- **EXERCISE DESCRIPTION**: How many of the lines contain the string "document"? Give the number, with no other words.

- **GIVEN RECORDS**:
------------

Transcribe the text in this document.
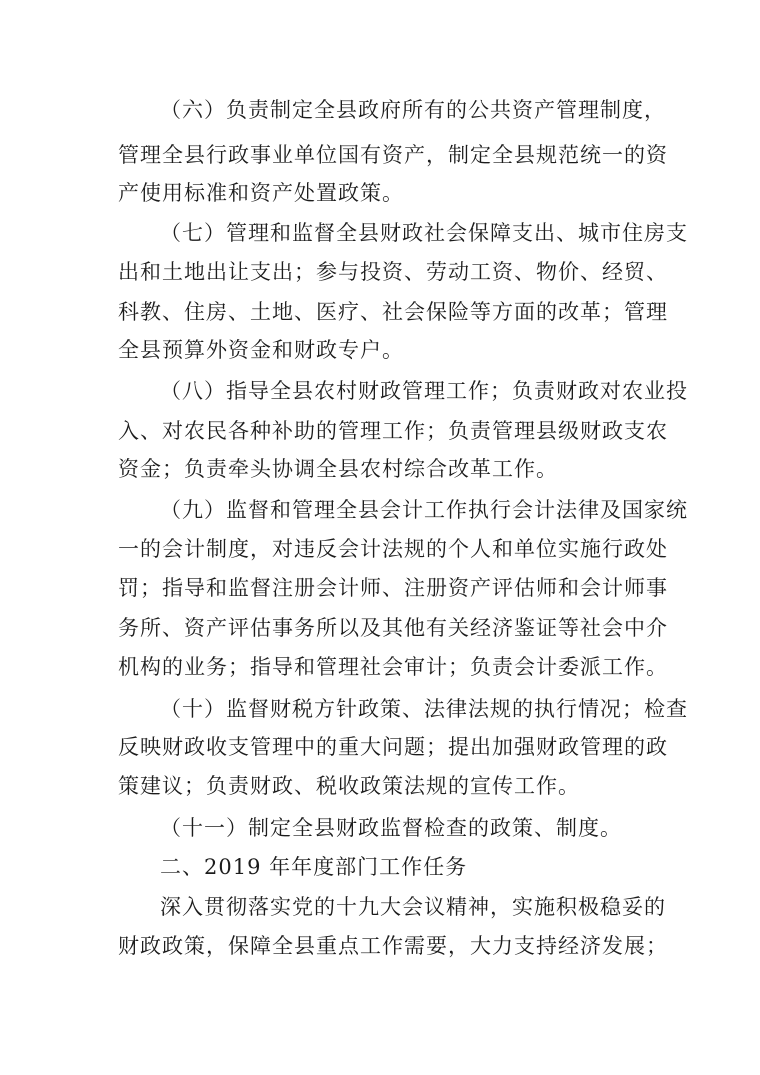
（六）负责制定全县政府所有的公共资产管理制度，

管理全县行政事业单位国有资产，制定全县规范统一的资

产使用标准和资产处置政策。

（七）管理和监督全县财政社会保障支出、城市住房支

出和土地出让支出；参与投资、劳动工资、物价、经贸、

科教、住房、土地、医疗、社会保险等方面的改革；管理

全县预算外资金和财政专户。

（八）指导全县农村财政管理工作；负责财政对农业投

入、对农民各种补助的管理工作；负责管理县级财政支农

资金；负责牵头协调全县农村综合改革工作。

（九）监督和管理全县会计工作执行会计法律及国家统

一的会计制度，对违反会计法规的个人和单位实施行政处

罚；指导和监督注册会计师、注册资产评估师和会计师事

务所、资产评估事务所以及其他有关经济鉴证等社会中介

机构的业务；指导和管理社会审计；负责会计委派工作。

（十）监督财税方针政策、法律法规的执行情况；检查

反映财政收支管理中的重大问题；提出加强财政管理的政

策建议；负责财政、税收政策法规的宣传工作。

（十一）制定全县财政监督检查的政策、制度。

二、2019 年年度部门工作任务

深入贯彻落实党的十九大会议精神，实施积极稳妥的

财政政策，保障全县重点工作需要，大力支持经济发展；
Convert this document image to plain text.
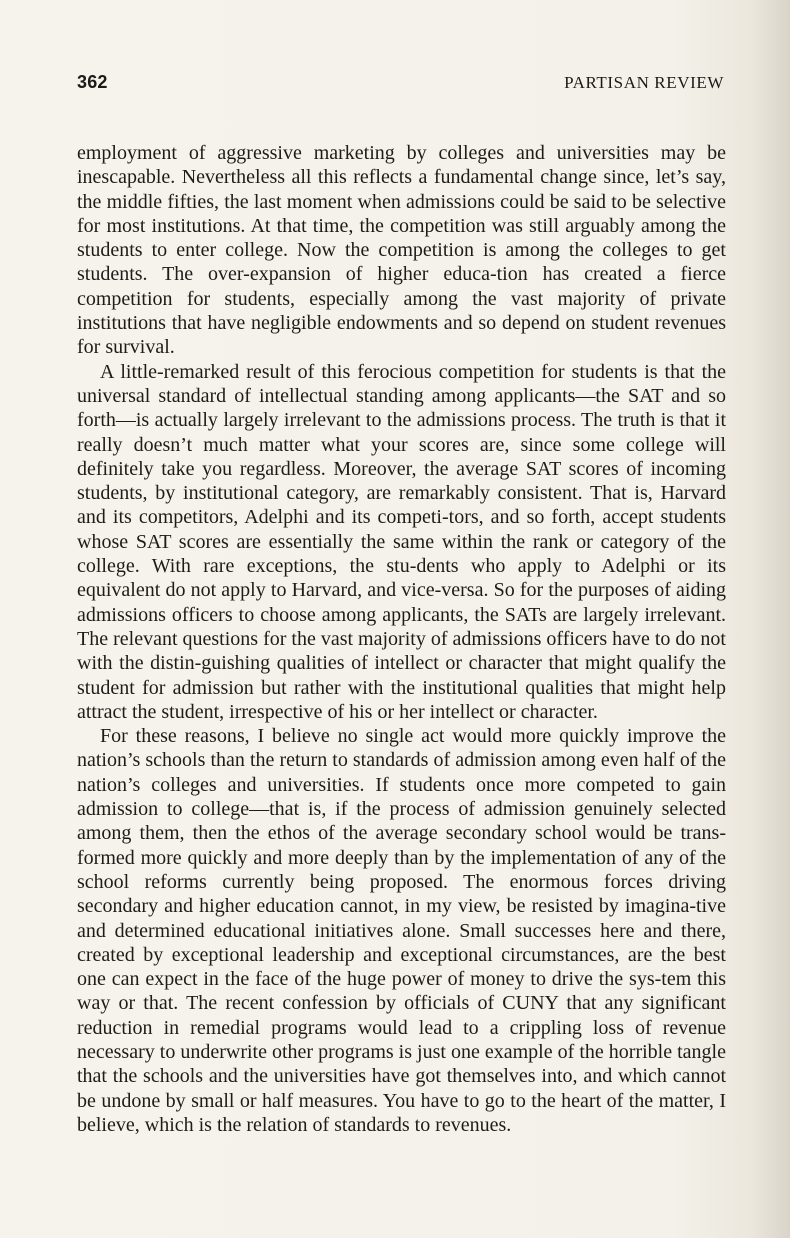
362	PARTISAN REVIEW

employment of aggressive marketing by colleges and universities may be inescapable. Nevertheless all this reflects a fundamental change since, let’s say, the middle fifties, the last moment when admissions could be said to be selective for most institutions. At that time, the competition was still arguably among the students to enter college. Now the competition is among the colleges to get students. The over-expansion of higher educa-tion has created a fierce competition for students, especially among the vast majority of private institutions that have negligible endowments and so depend on student revenues for survival.

A little-remarked result of this ferocious competition for students is that the universal standard of intellectual standing among applicants—the SAT and so forth—is actually largely irrelevant to the admissions process. The truth is that it really doesn’t much matter what your scores are, since some college will definitely take you regardless. Moreover, the average SAT scores of incoming students, by institutional category, are remarkably consistent. That is, Harvard and its competitors, Adelphi and its competi-tors, and so forth, accept students whose SAT scores are essentially the same within the rank or category of the college. With rare exceptions, the stu-dents who apply to Adelphi or its equivalent do not apply to Harvard, and vice-versa. So for the purposes of aiding admissions officers to choose among applicants, the SATs are largely irrelevant. The relevant questions for the vast majority of admissions officers have to do not with the distin-guishing qualities of intellect or character that might qualify the student for admission but rather with the institutional qualities that might help attract the student, irrespective of his or her intellect or character.

For these reasons, I believe no single act would more quickly improve the nation’s schools than the return to standards of admission among even half of the nation’s colleges and universities. If students once more competed to gain admission to college—that is, if the process of admission genuinely selected among them, then the ethos of the average secondary school would be trans-formed more quickly and more deeply than by the implementation of any of the school reforms currently being proposed. The enormous forces driving secondary and higher education cannot, in my view, be resisted by imagina-tive and determined educational initiatives alone. Small successes here and there, created by exceptional leadership and exceptional circumstances, are the best one can expect in the face of the huge power of money to drive the sys-tem this way or that. The recent confession by officials of CUNY that any significant reduction in remedial programs would lead to a crippling loss of revenue necessary to underwrite other programs is just one example of the horrible tangle that the schools and the universities have got themselves into, and which cannot be undone by small or half measures. You have to go to the heart of the matter, I believe, which is the relation of standards to revenues.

------------

- **SOLUTION**: 2